Each record below should be repeated precisely as written.

Dataset items:
* BEGIN *
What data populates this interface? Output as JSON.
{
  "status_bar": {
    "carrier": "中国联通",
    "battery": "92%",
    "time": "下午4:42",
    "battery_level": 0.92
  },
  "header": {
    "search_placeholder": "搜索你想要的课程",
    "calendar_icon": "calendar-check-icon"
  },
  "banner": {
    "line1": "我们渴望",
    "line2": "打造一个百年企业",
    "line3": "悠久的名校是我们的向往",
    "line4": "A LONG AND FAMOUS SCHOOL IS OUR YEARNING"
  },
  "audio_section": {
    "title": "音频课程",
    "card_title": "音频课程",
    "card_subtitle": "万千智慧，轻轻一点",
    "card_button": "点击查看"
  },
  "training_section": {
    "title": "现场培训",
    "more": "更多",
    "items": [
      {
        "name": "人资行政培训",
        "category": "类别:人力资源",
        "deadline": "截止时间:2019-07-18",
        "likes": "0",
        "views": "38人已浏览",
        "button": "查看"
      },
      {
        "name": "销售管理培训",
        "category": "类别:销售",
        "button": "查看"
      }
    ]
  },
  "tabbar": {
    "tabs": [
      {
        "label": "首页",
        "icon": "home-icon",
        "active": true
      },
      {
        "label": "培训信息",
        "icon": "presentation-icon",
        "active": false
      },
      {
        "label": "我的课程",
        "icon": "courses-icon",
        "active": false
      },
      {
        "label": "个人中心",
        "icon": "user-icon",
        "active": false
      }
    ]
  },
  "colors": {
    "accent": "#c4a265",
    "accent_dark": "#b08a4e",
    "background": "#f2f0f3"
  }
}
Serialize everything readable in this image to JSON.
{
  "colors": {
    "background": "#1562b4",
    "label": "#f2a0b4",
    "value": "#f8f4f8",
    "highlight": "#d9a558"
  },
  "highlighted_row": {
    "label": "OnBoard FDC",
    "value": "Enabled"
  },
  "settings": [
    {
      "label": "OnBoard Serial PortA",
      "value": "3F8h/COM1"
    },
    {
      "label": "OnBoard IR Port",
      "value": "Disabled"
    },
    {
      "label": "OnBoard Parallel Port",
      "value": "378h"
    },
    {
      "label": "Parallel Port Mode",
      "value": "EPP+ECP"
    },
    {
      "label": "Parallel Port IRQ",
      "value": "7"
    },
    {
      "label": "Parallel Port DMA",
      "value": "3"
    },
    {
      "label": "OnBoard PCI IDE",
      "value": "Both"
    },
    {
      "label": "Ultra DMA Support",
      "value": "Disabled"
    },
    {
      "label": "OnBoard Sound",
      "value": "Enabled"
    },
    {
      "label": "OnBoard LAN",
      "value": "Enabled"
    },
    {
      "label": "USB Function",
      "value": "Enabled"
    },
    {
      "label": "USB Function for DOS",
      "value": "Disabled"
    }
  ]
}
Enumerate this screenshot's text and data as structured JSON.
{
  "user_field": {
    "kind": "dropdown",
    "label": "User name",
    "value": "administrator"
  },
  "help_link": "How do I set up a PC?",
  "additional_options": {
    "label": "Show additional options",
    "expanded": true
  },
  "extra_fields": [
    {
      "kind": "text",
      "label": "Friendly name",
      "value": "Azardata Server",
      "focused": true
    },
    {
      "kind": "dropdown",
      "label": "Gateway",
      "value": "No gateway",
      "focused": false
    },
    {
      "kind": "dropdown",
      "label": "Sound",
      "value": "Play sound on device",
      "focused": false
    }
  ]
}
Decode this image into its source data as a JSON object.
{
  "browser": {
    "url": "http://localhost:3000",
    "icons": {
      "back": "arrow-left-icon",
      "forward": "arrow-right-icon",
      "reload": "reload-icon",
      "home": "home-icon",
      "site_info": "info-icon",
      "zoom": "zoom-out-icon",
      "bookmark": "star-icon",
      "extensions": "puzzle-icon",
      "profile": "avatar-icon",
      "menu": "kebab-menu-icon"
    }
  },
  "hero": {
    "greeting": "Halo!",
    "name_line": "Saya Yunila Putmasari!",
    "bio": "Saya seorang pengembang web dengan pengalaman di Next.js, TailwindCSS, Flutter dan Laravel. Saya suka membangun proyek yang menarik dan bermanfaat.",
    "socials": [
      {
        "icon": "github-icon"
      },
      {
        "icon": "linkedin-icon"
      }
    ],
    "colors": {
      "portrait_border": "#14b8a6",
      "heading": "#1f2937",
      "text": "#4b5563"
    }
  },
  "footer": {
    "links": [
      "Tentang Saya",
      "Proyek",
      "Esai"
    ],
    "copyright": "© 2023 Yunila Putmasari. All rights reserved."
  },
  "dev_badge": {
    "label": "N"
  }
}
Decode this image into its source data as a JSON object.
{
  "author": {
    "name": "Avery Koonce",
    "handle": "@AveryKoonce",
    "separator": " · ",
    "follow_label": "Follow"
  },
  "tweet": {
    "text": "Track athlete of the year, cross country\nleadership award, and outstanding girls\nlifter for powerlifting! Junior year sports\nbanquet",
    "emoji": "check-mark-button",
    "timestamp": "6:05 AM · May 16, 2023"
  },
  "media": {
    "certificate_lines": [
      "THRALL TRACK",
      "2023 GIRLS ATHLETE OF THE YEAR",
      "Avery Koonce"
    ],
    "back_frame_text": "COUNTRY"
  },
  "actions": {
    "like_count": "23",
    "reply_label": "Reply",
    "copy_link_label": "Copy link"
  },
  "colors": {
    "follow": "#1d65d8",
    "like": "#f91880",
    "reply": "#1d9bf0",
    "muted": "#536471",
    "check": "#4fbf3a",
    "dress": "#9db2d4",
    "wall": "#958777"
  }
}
* END *
◆ **Task response**:
What data populates this interface? Output as JSON.
{
  "status_bar": {
    "carrier": "中国联通",
    "battery": "92%",
    "time": "下午4:42",
    "battery_level": 0.92
  },
  "header": {
    "search_placeholder": "搜索你想要的课程",
    "calendar_icon": "calendar-check-icon"
  },
  "banner": {
    "line1": "我们渴望",
    "line2": "打造一个百年企业",
    "line3": "悠久的名校是我们的向往",
    "line4": "A LONG AND FAMOUS SCHOOL IS OUR YEARNING"
  },
  "audio_section": {
    "title": "音频课程",
    "card_title": "音频课程",
    "card_subtitle": "万千智慧，轻轻一点",
    "card_button": "点击查看"
  },
  "training_section": {
    "title": "现场培训",
    "more": "更多",
    "items": [
      {
        "name": "人资行政培训",
        "category": "类别:人力资源",
        "deadline": "截止时间:2019-07-18",
        "likes": "0",
        "views": "38人已浏览",
        "button": "查看"
      },
      {
        "name": "销售管理培训",
        "category": "类别:销售",
        "button": "查看"
      }
    ]
  },
  "tabbar": {
    "tabs": [
      {
        "label": "首页",
        "icon": "home-icon",
        "active": true
      },
      {
        "label": "培训信息",
        "icon": "presentation-icon",
        "active": false
      },
      {
        "label": "我的课程",
        "icon": "courses-icon",
        "active": false
      },
      {
        "label": "个人中心",
        "icon": "user-icon",
        "active": false
      }
    ]
  },
  "colors": {
    "accent": "#c4a265",
    "accent_dark": "#b08a4e",
    "background": "#f2f0f3"
  }
}
Serialize everything readable in this image to JSON.
{
  "colors": {
    "background": "#1562b4",
    "label": "#f2a0b4",
    "value": "#f8f4f8",
    "highlight": "#d9a558"
  },
  "highlighted_row": {
    "label": "OnBoard FDC",
    "value": "Enabled"
  },
  "settings": [
    {
      "label": "OnBoard Serial PortA",
      "value": "3F8h/COM1"
    },
    {
      "label": "OnBoard IR Port",
      "value": "Disabled"
    },
    {
      "label": "OnBoard Parallel Port",
      "value": "378h"
    },
    {
      "label": "Parallel Port Mode",
      "value": "EPP+ECP"
    },
    {
      "label": "Parallel Port IRQ",
      "value": "7"
    },
    {
      "label": "Parallel Port DMA",
      "value": "3"
    },
    {
      "label": "OnBoard PCI IDE",
      "value": "Both"
    },
    {
      "label": "Ultra DMA Support",
      "value": "Disabled"
    },
    {
      "label": "OnBoard Sound",
      "value": "Enabled"
    },
    {
      "label": "OnBoard LAN",
      "value": "Enabled"
    },
    {
      "label": "USB Function",
      "value": "Enabled"
    },
    {
      "label": "USB Function for DOS",
      "value": "Disabled"
    }
  ]
}
Enumerate this screenshot's text and data as structured JSON.
{
  "user_field": {
    "kind": "dropdown",
    "label": "User name",
    "value": "administrator"
  },
  "help_link": "How do I set up a PC?",
  "additional_options": {
    "label": "Show additional options",
    "expanded": true
  },
  "extra_fields": [
    {
      "kind": "text",
      "label": "Friendly name",
      "value": "Azardata Server",
      "focused": true
    },
    {
      "kind": "dropdown",
      "label": "Gateway",
      "value": "No gateway",
      "focused": false
    },
    {
      "kind": "dropdown",
      "label": "Sound",
      "value": "Play sound on device",
      "focused": false
    }
  ]
}
Decode this image into its source data as a JSON object.
{
  "browser": {
    "url": "http://localhost:3000",
    "icons": {
      "back": "arrow-left-icon",
      "forward": "arrow-right-icon",
      "reload": "reload-icon",
      "home": "home-icon",
      "site_info": "info-icon",
      "zoom": "zoom-out-icon",
      "bookmark": "star-icon",
      "extensions": "puzzle-icon",
      "profile": "avatar-icon",
      "menu": "kebab-menu-icon"
    }
  },
  "hero": {
    "greeting": "Halo!",
    "name_line": "Saya Yunila Putmasari!",
    "bio": "Saya seorang pengembang web dengan pengalaman di Next.js, TailwindCSS, Flutter dan Laravel. Saya suka membangun proyek yang menarik dan bermanfaat.",
    "socials": [
      {
        "icon": "github-icon"
      },
      {
        "icon": "linkedin-icon"
      }
    ],
    "colors": {
      "portrait_border": "#14b8a6",
      "heading": "#1f2937",
      "text": "#4b5563"
    }
  },
  "footer": {
    "links": [
      "Tentang Saya",
      "Proyek",
      "Esai"
    ],
    "copyright": "© 2023 Yunila Putmasari. All rights reserved."
  },
  "dev_badge": {
    "label": "N"
  }
}
Decode this image into its source data as a JSON object.
{
  "author": {
    "name": "Avery Koonce",
    "handle": "@AveryKoonce",
    "separator": " · ",
    "follow_label": "Follow"
  },
  "tweet": {
    "text": "Track athlete of the year, cross country\nleadership award, and outstanding girls\nlifter for powerlifting! Junior year sports\nbanquet",
    "emoji": "check-mark-button",
    "timestamp": "6:05 AM · May 16, 2023"
  },
  "media": {
    "certificate_lines": [
      "THRALL TRACK",
      "2023 GIRLS ATHLETE OF THE YEAR",
      "Avery Koonce"
    ],
    "back_frame_text": "COUNTRY"
  },
  "actions": {
    "like_count": "23",
    "reply_label": "Reply",
    "copy_link_label": "Copy link"
  },
  "colors": {
    "follow": "#1d65d8",
    "like": "#f91880",
    "reply": "#1d9bf0",
    "muted": "#536471",
    "check": "#4fbf3a",
    "dress": "#9db2d4",
    "wall": "#958777"
  }
}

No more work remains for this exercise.